◆ **REQUEST**
Print each line of the listing once more, precisely as given.

◆ **ROWS**
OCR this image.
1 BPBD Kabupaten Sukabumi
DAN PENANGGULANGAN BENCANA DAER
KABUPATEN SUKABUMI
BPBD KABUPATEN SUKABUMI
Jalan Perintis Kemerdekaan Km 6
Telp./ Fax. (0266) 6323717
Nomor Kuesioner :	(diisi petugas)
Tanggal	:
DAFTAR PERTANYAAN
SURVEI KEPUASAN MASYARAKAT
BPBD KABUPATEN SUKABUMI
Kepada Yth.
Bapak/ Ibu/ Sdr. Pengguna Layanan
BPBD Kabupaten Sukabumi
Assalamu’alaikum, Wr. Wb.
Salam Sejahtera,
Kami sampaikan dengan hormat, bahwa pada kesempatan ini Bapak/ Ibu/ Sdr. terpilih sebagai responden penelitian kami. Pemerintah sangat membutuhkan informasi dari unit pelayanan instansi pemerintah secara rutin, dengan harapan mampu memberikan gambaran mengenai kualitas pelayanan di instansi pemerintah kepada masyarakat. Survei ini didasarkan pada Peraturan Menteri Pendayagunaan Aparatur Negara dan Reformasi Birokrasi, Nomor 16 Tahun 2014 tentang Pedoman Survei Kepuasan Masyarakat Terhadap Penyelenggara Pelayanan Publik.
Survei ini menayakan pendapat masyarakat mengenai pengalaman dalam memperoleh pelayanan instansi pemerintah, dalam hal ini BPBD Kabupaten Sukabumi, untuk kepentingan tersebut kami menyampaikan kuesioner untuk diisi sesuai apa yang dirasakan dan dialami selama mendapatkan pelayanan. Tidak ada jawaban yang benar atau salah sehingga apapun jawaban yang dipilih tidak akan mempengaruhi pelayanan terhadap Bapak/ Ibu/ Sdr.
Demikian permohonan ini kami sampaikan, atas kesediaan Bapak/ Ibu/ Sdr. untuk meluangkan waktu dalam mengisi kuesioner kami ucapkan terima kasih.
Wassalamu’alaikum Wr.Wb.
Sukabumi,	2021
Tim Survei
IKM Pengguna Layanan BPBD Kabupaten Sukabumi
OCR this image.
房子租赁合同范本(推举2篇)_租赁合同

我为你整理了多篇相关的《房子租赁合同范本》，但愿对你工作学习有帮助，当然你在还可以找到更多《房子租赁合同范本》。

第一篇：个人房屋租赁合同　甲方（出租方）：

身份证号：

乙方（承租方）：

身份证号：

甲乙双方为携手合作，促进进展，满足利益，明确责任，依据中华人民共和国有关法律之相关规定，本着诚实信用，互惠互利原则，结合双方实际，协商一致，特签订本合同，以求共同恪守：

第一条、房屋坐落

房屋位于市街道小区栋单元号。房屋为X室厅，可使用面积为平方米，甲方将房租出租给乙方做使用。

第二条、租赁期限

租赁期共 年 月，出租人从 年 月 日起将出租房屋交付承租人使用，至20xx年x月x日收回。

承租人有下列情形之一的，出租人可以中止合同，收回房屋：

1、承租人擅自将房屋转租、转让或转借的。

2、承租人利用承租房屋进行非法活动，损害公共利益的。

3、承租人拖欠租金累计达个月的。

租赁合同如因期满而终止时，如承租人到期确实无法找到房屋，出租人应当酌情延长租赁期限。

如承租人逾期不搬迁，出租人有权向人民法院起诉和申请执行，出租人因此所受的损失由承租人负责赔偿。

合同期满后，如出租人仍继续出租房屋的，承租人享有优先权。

◆ **ANSWER TO THIS PROBLEM**
OCR this image.
1 BPBD Kabupaten Sukabumi
DAN PENANGGULANGAN BENCANA DAER
KABUPATEN SUKABUMI
BPBD KABUPATEN SUKABUMI
Jalan Perintis Kemerdekaan Km 6
Telp./ Fax. (0266) 6323717
Nomor Kuesioner :	(diisi petugas)
Tanggal	:
DAFTAR PERTANYAAN
SURVEI KEPUASAN MASYARAKAT
BPBD KABUPATEN SUKABUMI
Kepada Yth.
Bapak/ Ibu/ Sdr. Pengguna Layanan
BPBD Kabupaten Sukabumi
Assalamu’alaikum, Wr. Wb.
Salam Sejahtera,
Kami sampaikan dengan hormat, bahwa pada kesempatan ini Bapak/ Ibu/ Sdr. terpilih sebagai responden penelitian kami. Pemerintah sangat membutuhkan informasi dari unit pelayanan instansi pemerintah secara rutin, dengan harapan mampu memberikan gambaran mengenai kualitas pelayanan di instansi pemerintah kepada masyarakat. Survei ini didasarkan pada Peraturan Menteri Pendayagunaan Aparatur Negara dan Reformasi Birokrasi, Nomor 16 Tahun 2014 tentang Pedoman Survei Kepuasan Masyarakat Terhadap Penyelenggara Pelayanan Publik.
Survei ini menayakan pendapat masyarakat mengenai pengalaman dalam memperoleh pelayanan instansi pemerintah, dalam hal ini BPBD Kabupaten Sukabumi, untuk kepentingan tersebut kami menyampaikan kuesioner untuk diisi sesuai apa yang dirasakan dan dialami selama mendapatkan pelayanan. Tidak ada jawaban yang benar atau salah sehingga apapun jawaban yang dipilih tidak akan mempengaruhi pelayanan terhadap Bapak/ Ibu/ Sdr.
Demikian permohonan ini kami sampaikan, atas kesediaan Bapak/ Ibu/ Sdr. untuk meluangkan waktu dalam mengisi kuesioner kami ucapkan terima kasih.
Wassalamu’alaikum Wr.Wb.
Sukabumi,	2021
Tim Survei
IKM Pengguna Layanan BPBD Kabupaten Sukabumi
OCR this image.
房子租赁合同范本(推举2篇)_租赁合同

我为你整理了多篇相关的《房子租赁合同范本》，但愿对你工作学习有帮助，当然你在还可以找到更多《房子租赁合同范本》。

第一篇：个人房屋租赁合同　甲方（出租方）：

身份证号：

乙方（承租方）：

身份证号：

甲乙双方为携手合作，促进进展，满足利益，明确责任，依据中华人民共和国有关法律之相关规定，本着诚实信用，互惠互利原则，结合双方实际，协商一致，特签订本合同，以求共同恪守：

第一条、房屋坐落

房屋位于市街道小区栋单元号。房屋为X室厅，可使用面积为平方米，甲方将房租出租给乙方做使用。

第二条、租赁期限

租赁期共 年 月，出租人从 年 月 日起将出租房屋交付承租人使用，至20xx年x月x日收回。

承租人有下列情形之一的，出租人可以中止合同，收回房屋：

1、承租人擅自将房屋转租、转让或转借的。

2、承租人利用承租房屋进行非法活动，损害公共利益的。

3、承租人拖欠租金累计达个月的。

租赁合同如因期满而终止时，如承租人到期确实无法找到房屋，出租人应当酌情延长租赁期限。

如承租人逾期不搬迁，出租人有权向人民法院起诉和申请执行，出租人因此所受的损失由承租人负责赔偿。

合同期满后，如出租人仍继续出租房屋的，承租人享有优先权。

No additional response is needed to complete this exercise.